[START OF INPUT DATA]

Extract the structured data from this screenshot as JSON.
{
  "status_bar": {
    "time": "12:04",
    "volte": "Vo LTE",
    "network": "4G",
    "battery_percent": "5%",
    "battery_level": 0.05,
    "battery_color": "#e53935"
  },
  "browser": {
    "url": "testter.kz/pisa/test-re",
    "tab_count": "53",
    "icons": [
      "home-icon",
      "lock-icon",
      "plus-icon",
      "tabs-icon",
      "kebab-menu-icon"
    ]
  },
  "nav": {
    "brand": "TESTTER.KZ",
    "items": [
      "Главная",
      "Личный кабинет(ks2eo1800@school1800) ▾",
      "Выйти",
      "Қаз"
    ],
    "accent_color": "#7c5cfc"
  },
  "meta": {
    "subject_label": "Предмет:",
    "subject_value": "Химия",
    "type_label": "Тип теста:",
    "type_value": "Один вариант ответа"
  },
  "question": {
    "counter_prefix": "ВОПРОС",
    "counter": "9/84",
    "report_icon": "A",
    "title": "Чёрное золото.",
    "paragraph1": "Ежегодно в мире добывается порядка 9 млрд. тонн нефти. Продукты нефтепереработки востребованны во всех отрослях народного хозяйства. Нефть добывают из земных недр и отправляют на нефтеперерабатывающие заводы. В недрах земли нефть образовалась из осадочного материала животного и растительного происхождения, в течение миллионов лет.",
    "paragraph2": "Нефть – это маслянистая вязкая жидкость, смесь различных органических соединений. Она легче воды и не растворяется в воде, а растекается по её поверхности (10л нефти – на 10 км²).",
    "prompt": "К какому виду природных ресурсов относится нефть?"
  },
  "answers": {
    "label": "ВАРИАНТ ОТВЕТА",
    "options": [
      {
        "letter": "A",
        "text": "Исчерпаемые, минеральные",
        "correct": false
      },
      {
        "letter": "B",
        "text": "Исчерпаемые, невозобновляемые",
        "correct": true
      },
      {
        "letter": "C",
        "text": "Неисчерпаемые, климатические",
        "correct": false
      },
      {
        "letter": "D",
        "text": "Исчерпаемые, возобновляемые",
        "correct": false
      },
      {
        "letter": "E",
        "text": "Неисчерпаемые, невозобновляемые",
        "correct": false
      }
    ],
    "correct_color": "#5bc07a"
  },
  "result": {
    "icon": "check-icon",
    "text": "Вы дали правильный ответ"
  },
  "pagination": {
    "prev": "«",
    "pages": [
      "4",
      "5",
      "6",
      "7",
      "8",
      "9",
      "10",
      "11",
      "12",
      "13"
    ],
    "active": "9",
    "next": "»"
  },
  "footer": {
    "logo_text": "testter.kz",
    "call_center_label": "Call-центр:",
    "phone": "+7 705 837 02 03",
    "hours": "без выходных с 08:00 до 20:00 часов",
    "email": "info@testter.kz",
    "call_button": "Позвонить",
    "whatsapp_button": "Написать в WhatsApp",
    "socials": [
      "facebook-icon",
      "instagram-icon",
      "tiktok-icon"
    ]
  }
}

[END OF INPUT DATA]

[PROBLEM TO SOLVE]
Set down every record above exactly as given.

[THE SOLUTION]
Extract the structured data from this screenshot as JSON.
{
  "status_bar": {
    "time": "12:04",
    "volte": "Vo LTE",
    "network": "4G",
    "battery_percent": "5%",
    "battery_level": 0.05,
    "battery_color": "#e53935"
  },
  "browser": {
    "url": "testter.kz/pisa/test-re",
    "tab_count": "53",
    "icons": [
      "home-icon",
      "lock-icon",
      "plus-icon",
      "tabs-icon",
      "kebab-menu-icon"
    ]
  },
  "nav": {
    "brand": "TESTTER.KZ",
    "items": [
      "Главная",
      "Личный кабинет(ks2eo1800@school1800) ▾",
      "Выйти",
      "Қаз"
    ],
    "accent_color": "#7c5cfc"
  },
  "meta": {
    "subject_label": "Предмет:",
    "subject_value": "Химия",
    "type_label": "Тип теста:",
    "type_value": "Один вариант ответа"
  },
  "question": {
    "counter_prefix": "ВОПРОС",
    "counter": "9/84",
    "report_icon": "A",
    "title": "Чёрное золото.",
    "paragraph1": "Ежегодно в мире добывается порядка 9 млрд. тонн нефти. Продукты нефтепереработки востребованны во всех отрослях народного хозяйства. Нефть добывают из земных недр и отправляют на нефтеперерабатывающие заводы. В недрах земли нефть образовалась из осадочного материала животного и растительного происхождения, в течение миллионов лет.",
    "paragraph2": "Нефть – это маслянистая вязкая жидкость, смесь различных органических соединений. Она легче воды и не растворяется в воде, а растекается по её поверхности (10л нефти – на 10 км²).",
    "prompt": "К какому виду природных ресурсов относится нефть?"
  },
  "answers": {
    "label": "ВАРИАНТ ОТВЕТА",
    "options": [
      {
        "letter": "A",
        "text": "Исчерпаемые, минеральные",
        "correct": false
      },
      {
        "letter": "B",
        "text": "Исчерпаемые, невозобновляемые",
        "correct": true
      },
      {
        "letter": "C",
        "text": "Неисчерпаемые, климатические",
        "correct": false
      },
      {
        "letter": "D",
        "text": "Исчерпаемые, возобновляемые",
        "correct": false
      },
      {
        "letter": "E",
        "text": "Неисчерпаемые, невозобновляемые",
        "correct": false
      }
    ],
    "correct_color": "#5bc07a"
  },
  "result": {
    "icon": "check-icon",
    "text": "Вы дали правильный ответ"
  },
  "pagination": {
    "prev": "«",
    "pages": [
      "4",
      "5",
      "6",
      "7",
      "8",
      "9",
      "10",
      "11",
      "12",
      "13"
    ],
    "active": "9",
    "next": "»"
  },
  "footer": {
    "logo_text": "testter.kz",
    "call_center_label": "Call-центр:",
    "phone": "+7 705 837 02 03",
    "hours": "без выходных с 08:00 до 20:00 часов",
    "email": "info@testter.kz",
    "call_button": "Позвонить",
    "whatsapp_button": "Написать в WhatsApp",
    "socials": [
      "facebook-icon",
      "instagram-icon",
      "tiktok-icon"
    ]
  }
}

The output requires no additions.